* YOUR INSTRUCTIONS
Copy the data below exactly, omitting any picture it contains.

* Records of document pages
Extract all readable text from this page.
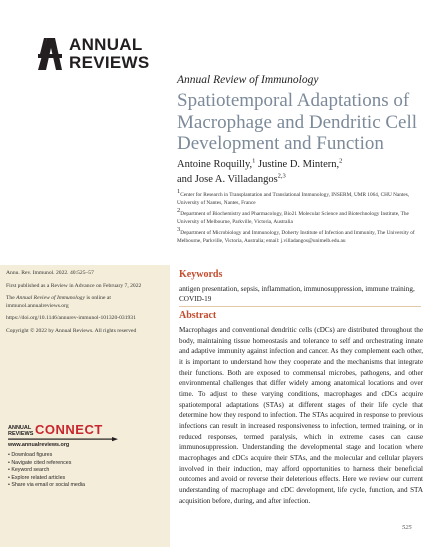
ANNUAL
REVIEWS
Annual Review of Immunology
Spatiotemporal Adaptations of Macrophage and Dendritic Cell Development and Function
Antoine Roquilly,$^1$ Justine D. Mintern,$^2$
and Jose A. Villadangos$^{2,3}$

$^1$Center for Research in Transplantation and Translational Immunology, INSERM, UMR 1064, CHU Nantes, University of Nantes, Nantes, France

$^2$Department of Biochemistry and Pharmacology, Bio21 Molecular Science and Biotechnology Institute, The University of Melbourne, Parkville, Victoria, Australia

$^3$Department of Microbiology and Immunology, Doherty Institute of Infection and Immunity, The University of Melbourne, Parkville, Victoria, Australia; email: j.villadangos@unimelb.edu.au

Annu. Rev. Immunol. 2022. 40:525–57

First published as a Review in Advance on February 7, 2022

The Annual Review of Immunology is online at immunol.annualreviews.org

https://doi.org/10.1146/annurev-immunol-101320-031931

Copyright © 2022 by Annual Reviews. All rights reserved

ANNUAL
REVIEWS CONNECT
www.annualreviews.org
• Download figures
• Navigate cited references
• Keyword search
• Explore related articles
• Share via email or social media
Keywords
antigen presentation, sepsis, inflammation, immunosuppression, immune training, COVID-19
Abstract
Macrophages and conventional dendritic cells (cDCs) are distributed throughout the body, maintaining tissue homeostasis and tolerance to self and orchestrating innate and adaptive immunity against infection and cancer. As they complement each other, it is important to understand how they cooperate and the mechanisms that integrate their functions. Both are exposed to commensal microbes, pathogens, and other environmental challenges that differ widely among anatomical locations and over time. To adjust to these varying conditions, macrophages and cDCs acquire spatiotemporal adaptations (STAs) at different stages of their life cycle that determine how they respond to infection. The STAs acquired in response to previous infections can result in increased responsiveness to infection, termed training, or in reduced responses, termed paralysis, which in extreme cases can cause immunosuppression. Understanding the developmental stage and location where macrophages and cDCs acquire their STAs, and the molecular and cellular players involved in their induction, may afford opportunities to harness their beneficial outcomes and avoid or reverse their deleterious effects. Here we review our current understanding of macrophage and cDC development, life cycle, function, and STA acquisition before, during, and after infection.
525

* SOLUTION FOR THIS EXERCISE
Extract all readable text from this page.
ANNUAL
REVIEWS
Annual Review of Immunology
Spatiotemporal Adaptations of Macrophage and Dendritic Cell Development and Function
Antoine Roquilly,$^1$ Justine D. Mintern,$^2$
and Jose A. Villadangos$^{2,3}$

$^1$Center for Research in Transplantation and Translational Immunology, INSERM, UMR 1064, CHU Nantes, University of Nantes, Nantes, France

$^2$Department of Biochemistry and Pharmacology, Bio21 Molecular Science and Biotechnology Institute, The University of Melbourne, Parkville, Victoria, Australia

$^3$Department of Microbiology and Immunology, Doherty Institute of Infection and Immunity, The University of Melbourne, Parkville, Victoria, Australia; email: j.villadangos@unimelb.edu.au

Annu. Rev. Immunol. 2022. 40:525–57

First published as a Review in Advance on February 7, 2022

The Annual Review of Immunology is online at immunol.annualreviews.org

https://doi.org/10.1146/annurev-immunol-101320-031931

Copyright © 2022 by Annual Reviews. All rights reserved

ANNUAL
REVIEWS CONNECT
www.annualreviews.org
• Download figures
• Navigate cited references
• Keyword search
• Explore related articles
• Share via email or social media
Keywords
antigen presentation, sepsis, inflammation, immunosuppression, immune training, COVID-19
Abstract
Macrophages and conventional dendritic cells (cDCs) are distributed throughout the body, maintaining tissue homeostasis and tolerance to self and orchestrating innate and adaptive immunity against infection and cancer. As they complement each other, it is important to understand how they cooperate and the mechanisms that integrate their functions. Both are exposed to commensal microbes, pathogens, and other environmental challenges that differ widely among anatomical locations and over time. To adjust to these varying conditions, macrophages and cDCs acquire spatiotemporal adaptations (STAs) at different stages of their life cycle that determine how they respond to infection. The STAs acquired in response to previous infections can result in increased responsiveness to infection, termed training, or in reduced responses, termed paralysis, which in extreme cases can cause immunosuppression. Understanding the developmental stage and location where macrophages and cDCs acquire their STAs, and the molecular and cellular players involved in their induction, may afford opportunities to harness their beneficial outcomes and avoid or reverse their deleterious effects. Here we review our current understanding of macrophage and cDC development, life cycle, function, and STA acquisition before, during, and after infection.
525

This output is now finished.